**Aim of the task**
Determine how many of the lines below hold the word "background". Give the number and nothing else.

**Excerpted records**
------
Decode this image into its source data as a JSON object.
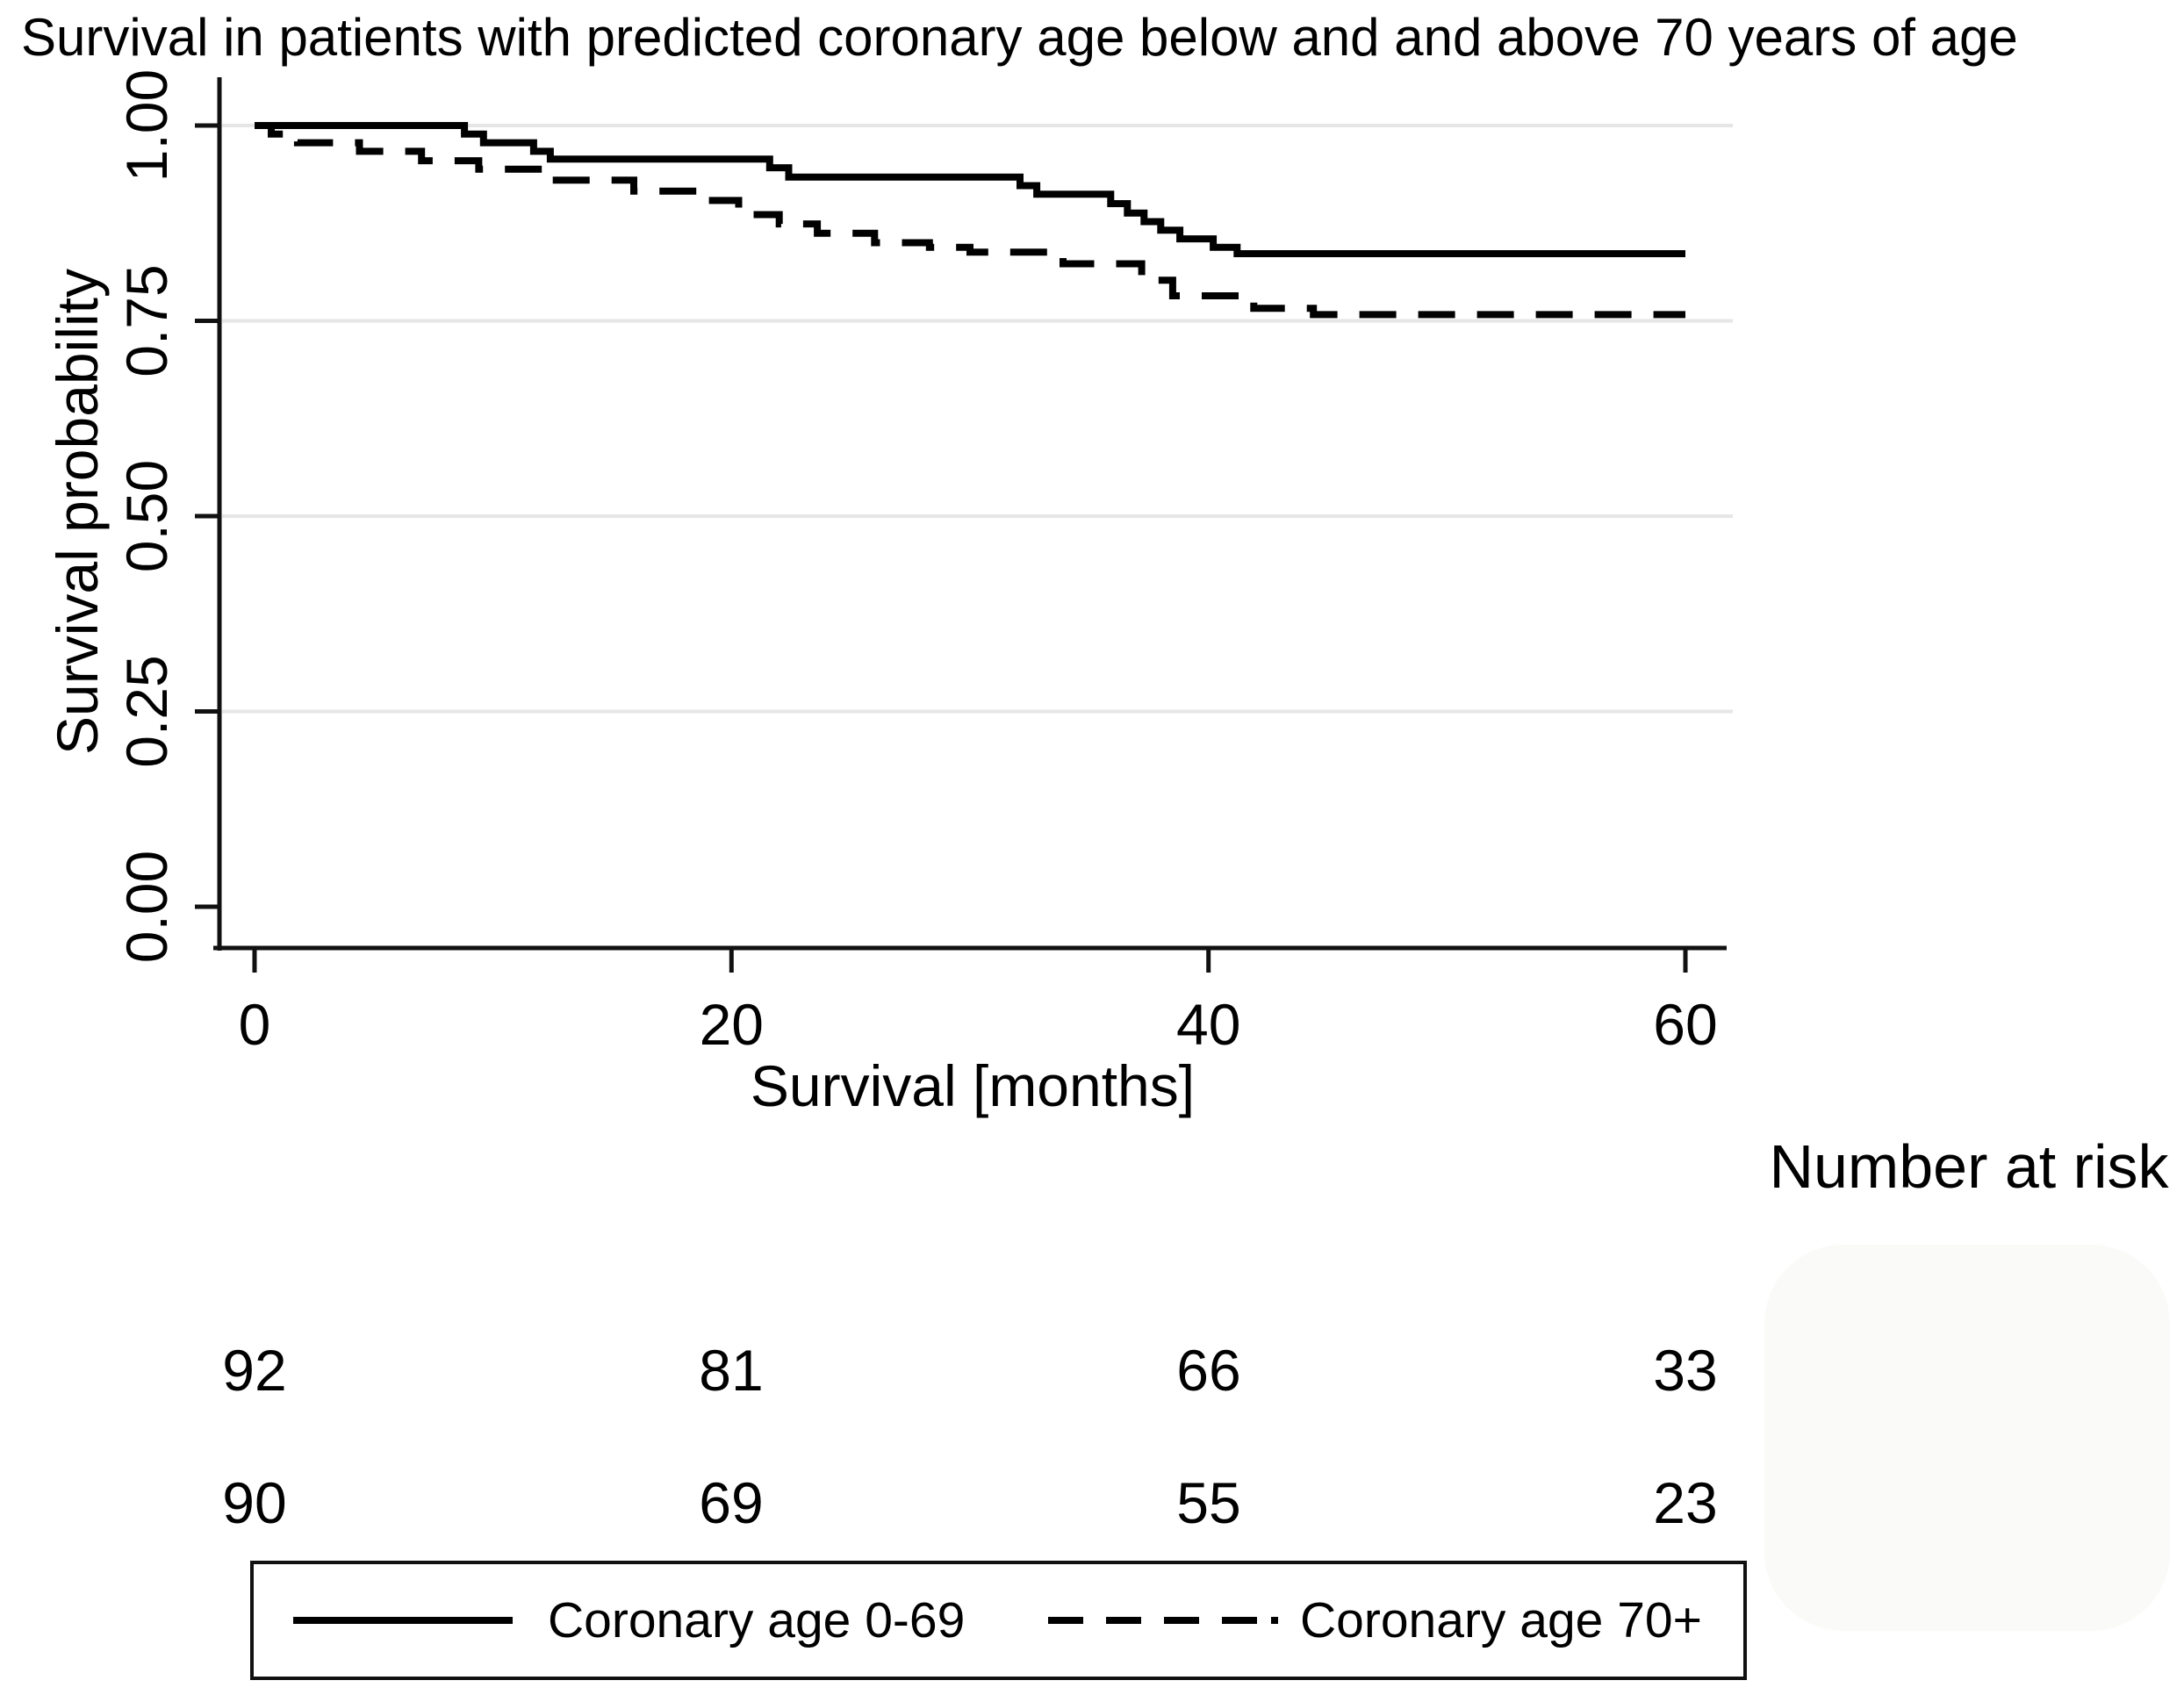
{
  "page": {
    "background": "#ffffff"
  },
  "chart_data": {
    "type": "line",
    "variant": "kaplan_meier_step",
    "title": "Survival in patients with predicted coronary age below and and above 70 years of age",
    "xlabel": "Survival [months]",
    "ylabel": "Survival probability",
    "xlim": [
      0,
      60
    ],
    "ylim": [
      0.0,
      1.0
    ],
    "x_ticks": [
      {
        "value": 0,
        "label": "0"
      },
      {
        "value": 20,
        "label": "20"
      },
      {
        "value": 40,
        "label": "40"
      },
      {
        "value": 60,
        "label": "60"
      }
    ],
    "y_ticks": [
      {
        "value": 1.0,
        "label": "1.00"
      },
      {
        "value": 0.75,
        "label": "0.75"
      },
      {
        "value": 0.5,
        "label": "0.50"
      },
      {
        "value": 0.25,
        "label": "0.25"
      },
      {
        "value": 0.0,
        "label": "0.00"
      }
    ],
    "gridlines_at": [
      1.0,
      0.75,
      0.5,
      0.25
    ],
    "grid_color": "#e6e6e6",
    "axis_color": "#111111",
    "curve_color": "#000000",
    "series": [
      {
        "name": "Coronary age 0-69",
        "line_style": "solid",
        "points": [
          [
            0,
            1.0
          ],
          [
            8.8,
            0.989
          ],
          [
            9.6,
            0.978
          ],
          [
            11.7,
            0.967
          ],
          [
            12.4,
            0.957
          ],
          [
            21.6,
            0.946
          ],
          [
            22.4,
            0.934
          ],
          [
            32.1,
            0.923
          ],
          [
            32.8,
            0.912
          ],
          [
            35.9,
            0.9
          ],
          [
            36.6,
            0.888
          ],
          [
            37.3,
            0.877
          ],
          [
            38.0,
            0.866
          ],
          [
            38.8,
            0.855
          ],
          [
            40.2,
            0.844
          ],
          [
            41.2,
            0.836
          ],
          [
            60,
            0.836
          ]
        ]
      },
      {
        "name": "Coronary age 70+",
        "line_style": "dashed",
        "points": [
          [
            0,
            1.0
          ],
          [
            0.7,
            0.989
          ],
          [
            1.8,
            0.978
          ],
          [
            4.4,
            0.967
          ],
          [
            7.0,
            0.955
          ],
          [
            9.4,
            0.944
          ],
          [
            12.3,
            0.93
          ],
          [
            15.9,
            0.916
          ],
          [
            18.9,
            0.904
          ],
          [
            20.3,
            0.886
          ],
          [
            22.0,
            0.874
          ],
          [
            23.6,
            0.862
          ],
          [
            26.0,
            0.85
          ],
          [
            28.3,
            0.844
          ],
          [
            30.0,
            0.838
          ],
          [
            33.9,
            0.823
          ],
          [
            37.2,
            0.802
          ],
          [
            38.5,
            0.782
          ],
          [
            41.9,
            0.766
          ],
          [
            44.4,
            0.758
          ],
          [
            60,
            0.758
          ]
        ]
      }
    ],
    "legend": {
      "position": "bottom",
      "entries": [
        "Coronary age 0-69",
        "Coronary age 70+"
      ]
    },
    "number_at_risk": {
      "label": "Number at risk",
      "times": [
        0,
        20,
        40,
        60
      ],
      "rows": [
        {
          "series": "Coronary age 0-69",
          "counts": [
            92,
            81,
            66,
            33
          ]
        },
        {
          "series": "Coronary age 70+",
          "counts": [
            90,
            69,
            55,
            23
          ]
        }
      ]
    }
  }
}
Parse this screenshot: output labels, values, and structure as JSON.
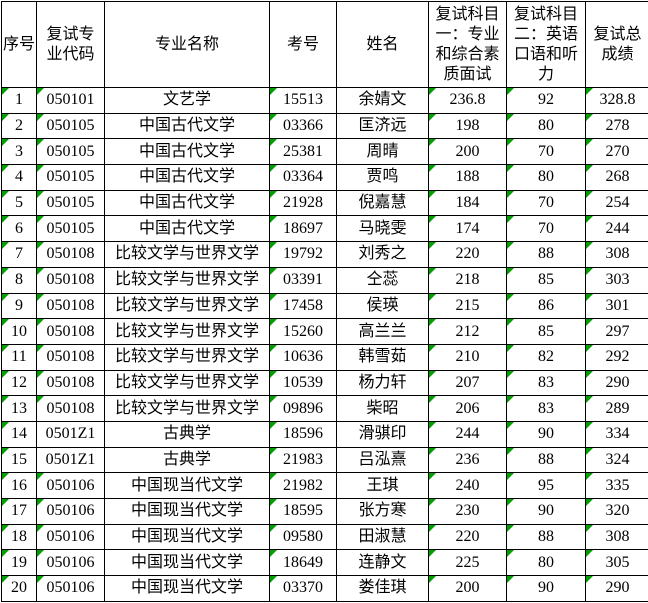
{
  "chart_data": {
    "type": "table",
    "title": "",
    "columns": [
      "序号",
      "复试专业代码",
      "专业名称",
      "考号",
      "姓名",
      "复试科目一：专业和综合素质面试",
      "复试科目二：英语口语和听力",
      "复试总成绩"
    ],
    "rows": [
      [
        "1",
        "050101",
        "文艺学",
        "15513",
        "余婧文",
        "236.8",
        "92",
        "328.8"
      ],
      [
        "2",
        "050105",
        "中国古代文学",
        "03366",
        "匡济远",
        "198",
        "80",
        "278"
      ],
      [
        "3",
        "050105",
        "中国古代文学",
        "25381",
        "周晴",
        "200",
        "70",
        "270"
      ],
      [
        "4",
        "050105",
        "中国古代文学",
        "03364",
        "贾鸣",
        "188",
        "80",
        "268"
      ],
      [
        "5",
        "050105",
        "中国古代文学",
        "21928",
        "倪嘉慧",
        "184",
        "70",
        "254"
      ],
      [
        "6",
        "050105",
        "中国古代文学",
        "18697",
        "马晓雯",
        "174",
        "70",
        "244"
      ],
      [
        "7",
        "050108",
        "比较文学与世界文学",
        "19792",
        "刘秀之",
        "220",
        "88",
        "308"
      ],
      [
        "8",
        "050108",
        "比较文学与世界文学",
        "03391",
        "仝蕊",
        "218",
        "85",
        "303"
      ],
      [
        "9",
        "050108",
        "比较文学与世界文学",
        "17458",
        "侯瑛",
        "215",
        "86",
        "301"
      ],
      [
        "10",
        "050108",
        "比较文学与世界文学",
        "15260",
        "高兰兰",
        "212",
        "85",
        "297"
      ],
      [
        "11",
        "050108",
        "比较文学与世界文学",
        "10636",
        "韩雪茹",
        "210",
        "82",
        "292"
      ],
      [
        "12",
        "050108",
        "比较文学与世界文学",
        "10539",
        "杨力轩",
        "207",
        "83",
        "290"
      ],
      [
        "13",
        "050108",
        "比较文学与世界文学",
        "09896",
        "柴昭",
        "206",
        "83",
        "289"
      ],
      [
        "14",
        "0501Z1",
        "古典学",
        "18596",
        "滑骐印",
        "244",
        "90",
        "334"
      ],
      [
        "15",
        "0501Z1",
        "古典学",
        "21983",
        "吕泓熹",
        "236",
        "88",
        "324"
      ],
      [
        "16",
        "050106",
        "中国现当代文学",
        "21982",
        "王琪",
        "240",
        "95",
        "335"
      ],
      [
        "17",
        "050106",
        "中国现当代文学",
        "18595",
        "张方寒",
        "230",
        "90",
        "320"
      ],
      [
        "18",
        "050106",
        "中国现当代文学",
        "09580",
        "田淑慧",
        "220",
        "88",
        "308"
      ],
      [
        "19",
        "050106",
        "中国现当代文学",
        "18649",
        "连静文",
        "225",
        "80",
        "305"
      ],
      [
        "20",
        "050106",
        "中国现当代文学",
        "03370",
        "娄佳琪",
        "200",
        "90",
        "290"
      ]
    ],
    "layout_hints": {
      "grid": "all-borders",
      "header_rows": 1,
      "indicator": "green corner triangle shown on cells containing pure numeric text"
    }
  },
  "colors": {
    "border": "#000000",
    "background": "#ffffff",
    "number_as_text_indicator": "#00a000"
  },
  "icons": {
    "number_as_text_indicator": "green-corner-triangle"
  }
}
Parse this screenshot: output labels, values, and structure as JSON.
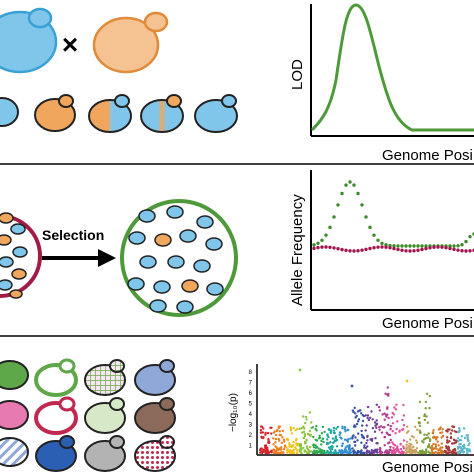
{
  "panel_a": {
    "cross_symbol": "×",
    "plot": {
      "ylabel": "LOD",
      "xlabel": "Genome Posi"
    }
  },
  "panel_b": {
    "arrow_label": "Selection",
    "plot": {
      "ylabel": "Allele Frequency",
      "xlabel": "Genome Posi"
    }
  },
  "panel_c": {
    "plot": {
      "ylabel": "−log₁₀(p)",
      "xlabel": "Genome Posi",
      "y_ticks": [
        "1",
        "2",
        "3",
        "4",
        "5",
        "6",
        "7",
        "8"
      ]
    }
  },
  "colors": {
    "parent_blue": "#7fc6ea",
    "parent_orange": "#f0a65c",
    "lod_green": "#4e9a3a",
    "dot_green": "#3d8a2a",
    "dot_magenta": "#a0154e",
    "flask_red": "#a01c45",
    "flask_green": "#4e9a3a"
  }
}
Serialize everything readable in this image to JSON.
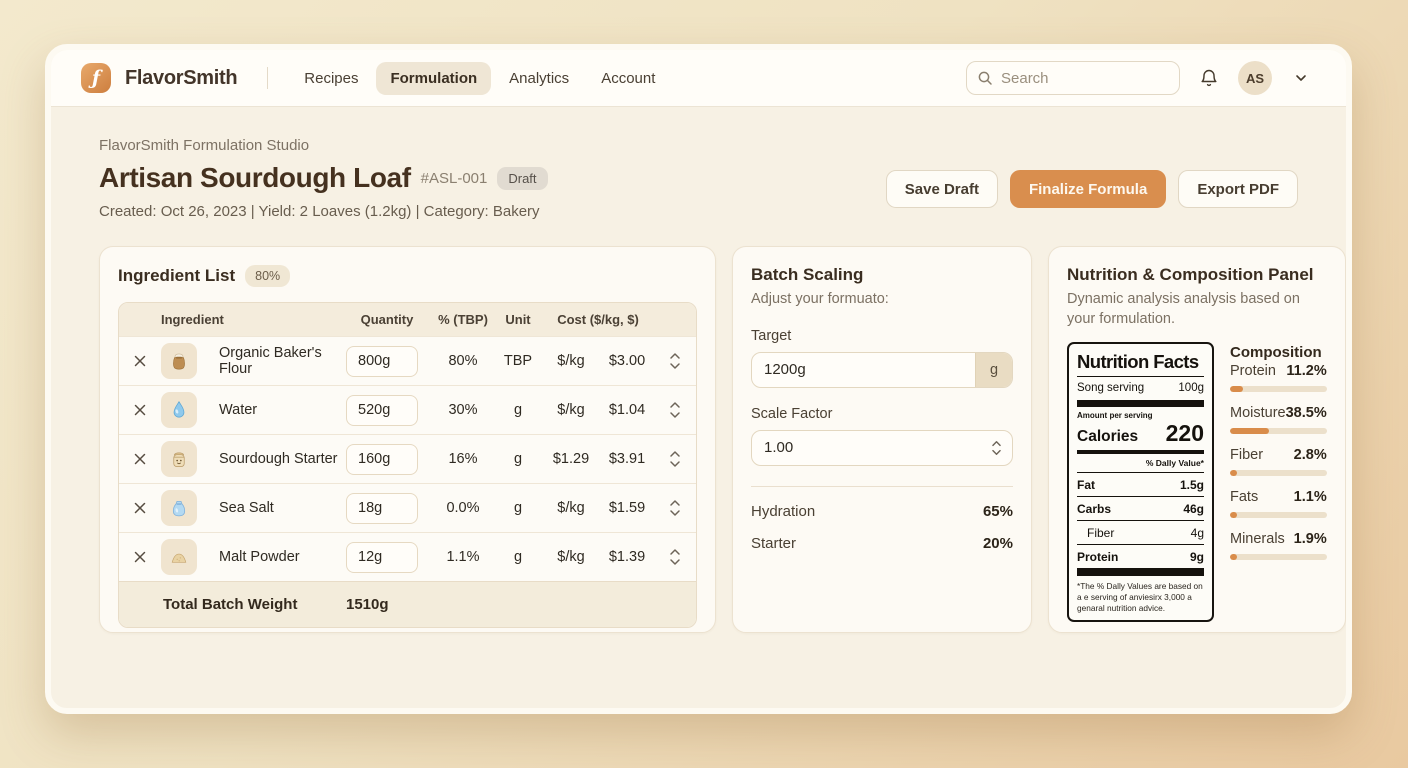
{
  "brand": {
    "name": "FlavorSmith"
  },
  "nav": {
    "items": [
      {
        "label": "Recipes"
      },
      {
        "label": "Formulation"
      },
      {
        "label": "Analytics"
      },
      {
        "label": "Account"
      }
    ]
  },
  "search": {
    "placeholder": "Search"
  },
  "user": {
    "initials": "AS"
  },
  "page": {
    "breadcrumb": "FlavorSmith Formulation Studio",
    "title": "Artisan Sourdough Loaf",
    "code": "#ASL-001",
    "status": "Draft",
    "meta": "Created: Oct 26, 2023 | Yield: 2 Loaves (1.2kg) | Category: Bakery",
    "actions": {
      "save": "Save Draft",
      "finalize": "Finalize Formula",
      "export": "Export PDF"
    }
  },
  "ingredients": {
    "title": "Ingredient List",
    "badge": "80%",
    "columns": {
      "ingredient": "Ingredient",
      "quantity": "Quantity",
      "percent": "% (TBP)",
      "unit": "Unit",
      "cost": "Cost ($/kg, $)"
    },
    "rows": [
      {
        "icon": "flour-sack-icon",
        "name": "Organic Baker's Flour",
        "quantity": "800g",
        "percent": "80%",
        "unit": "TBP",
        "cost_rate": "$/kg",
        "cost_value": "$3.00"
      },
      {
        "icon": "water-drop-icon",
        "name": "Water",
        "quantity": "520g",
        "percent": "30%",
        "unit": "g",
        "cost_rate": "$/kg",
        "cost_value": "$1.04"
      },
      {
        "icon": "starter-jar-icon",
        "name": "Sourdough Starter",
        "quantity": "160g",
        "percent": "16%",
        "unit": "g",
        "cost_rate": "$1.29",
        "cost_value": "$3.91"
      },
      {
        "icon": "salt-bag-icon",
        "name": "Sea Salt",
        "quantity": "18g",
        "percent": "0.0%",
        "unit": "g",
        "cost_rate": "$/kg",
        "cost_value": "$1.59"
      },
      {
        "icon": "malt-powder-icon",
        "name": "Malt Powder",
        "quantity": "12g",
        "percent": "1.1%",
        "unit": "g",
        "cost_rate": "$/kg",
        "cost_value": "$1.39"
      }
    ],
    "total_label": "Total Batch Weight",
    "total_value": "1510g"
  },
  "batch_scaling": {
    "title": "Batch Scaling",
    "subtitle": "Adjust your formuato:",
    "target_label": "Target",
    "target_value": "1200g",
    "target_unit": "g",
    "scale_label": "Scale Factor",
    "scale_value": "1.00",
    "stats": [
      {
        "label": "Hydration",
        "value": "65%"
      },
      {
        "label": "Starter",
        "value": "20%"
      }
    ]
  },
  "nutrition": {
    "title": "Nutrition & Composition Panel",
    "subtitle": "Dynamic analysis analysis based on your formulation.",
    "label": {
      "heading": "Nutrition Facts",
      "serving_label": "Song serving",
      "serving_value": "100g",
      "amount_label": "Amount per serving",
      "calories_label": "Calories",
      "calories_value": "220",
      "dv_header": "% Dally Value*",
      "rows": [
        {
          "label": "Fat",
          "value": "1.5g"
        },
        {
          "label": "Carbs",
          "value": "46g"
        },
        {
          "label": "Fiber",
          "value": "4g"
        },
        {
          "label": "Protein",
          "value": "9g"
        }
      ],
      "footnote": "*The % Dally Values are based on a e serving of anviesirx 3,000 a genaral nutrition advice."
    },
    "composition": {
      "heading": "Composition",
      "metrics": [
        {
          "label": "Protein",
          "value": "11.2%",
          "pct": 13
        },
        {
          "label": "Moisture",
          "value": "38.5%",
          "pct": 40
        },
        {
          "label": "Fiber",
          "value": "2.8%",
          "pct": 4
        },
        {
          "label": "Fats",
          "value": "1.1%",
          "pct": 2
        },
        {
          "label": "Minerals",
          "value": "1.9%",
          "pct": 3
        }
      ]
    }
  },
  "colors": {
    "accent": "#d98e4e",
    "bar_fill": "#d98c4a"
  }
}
------
**Exercise output**
2